PROVIDED ENTRIES:
::::

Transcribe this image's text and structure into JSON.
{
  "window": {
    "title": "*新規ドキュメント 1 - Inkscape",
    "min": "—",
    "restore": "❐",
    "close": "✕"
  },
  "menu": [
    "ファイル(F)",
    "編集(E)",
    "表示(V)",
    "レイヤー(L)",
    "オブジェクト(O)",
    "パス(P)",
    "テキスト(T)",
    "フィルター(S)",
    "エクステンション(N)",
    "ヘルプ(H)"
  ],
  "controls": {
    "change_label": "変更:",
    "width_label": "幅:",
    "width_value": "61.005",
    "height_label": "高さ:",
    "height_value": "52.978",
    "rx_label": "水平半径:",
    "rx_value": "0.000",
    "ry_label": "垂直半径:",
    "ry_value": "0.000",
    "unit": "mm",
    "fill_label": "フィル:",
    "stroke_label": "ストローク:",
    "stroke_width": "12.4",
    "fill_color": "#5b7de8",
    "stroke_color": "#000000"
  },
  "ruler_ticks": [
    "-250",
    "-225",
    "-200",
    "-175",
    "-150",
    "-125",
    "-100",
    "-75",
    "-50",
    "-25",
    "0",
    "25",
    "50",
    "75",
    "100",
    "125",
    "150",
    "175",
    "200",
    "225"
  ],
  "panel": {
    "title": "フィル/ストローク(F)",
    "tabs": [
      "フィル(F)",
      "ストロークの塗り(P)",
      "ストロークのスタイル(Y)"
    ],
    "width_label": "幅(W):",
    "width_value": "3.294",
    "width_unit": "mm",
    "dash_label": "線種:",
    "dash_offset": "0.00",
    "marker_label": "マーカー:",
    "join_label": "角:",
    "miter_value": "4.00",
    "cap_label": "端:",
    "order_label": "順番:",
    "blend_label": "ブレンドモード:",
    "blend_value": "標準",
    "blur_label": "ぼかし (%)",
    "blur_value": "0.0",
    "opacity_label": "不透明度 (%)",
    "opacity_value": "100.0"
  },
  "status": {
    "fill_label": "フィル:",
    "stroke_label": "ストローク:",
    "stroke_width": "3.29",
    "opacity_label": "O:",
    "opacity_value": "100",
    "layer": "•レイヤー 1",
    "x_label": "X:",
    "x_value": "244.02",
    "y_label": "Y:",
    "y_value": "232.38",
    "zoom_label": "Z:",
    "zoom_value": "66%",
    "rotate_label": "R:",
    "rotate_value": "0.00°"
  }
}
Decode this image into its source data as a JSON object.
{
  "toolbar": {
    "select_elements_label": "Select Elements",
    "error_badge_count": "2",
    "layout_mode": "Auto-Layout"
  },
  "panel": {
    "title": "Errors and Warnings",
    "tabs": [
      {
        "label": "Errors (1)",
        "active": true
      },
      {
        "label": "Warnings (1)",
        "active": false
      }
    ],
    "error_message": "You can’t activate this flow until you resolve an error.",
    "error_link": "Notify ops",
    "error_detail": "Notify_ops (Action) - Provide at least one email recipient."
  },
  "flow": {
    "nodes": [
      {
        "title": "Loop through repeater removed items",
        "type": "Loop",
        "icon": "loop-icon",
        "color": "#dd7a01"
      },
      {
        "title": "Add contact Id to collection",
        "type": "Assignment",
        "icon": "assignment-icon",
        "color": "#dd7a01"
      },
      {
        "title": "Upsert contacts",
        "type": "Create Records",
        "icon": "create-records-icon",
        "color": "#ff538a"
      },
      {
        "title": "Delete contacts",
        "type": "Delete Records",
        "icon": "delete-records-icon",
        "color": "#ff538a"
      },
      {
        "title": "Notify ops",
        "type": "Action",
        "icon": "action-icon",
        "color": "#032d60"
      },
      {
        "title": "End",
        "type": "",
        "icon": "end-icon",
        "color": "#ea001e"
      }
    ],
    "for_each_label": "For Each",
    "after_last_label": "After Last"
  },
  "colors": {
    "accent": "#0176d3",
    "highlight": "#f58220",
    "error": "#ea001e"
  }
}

::::

TASK BRIEF: Looking at the material above, count the lines containing the string "flow" and reply with the count alone.

ANSWER TO THE TASK: 2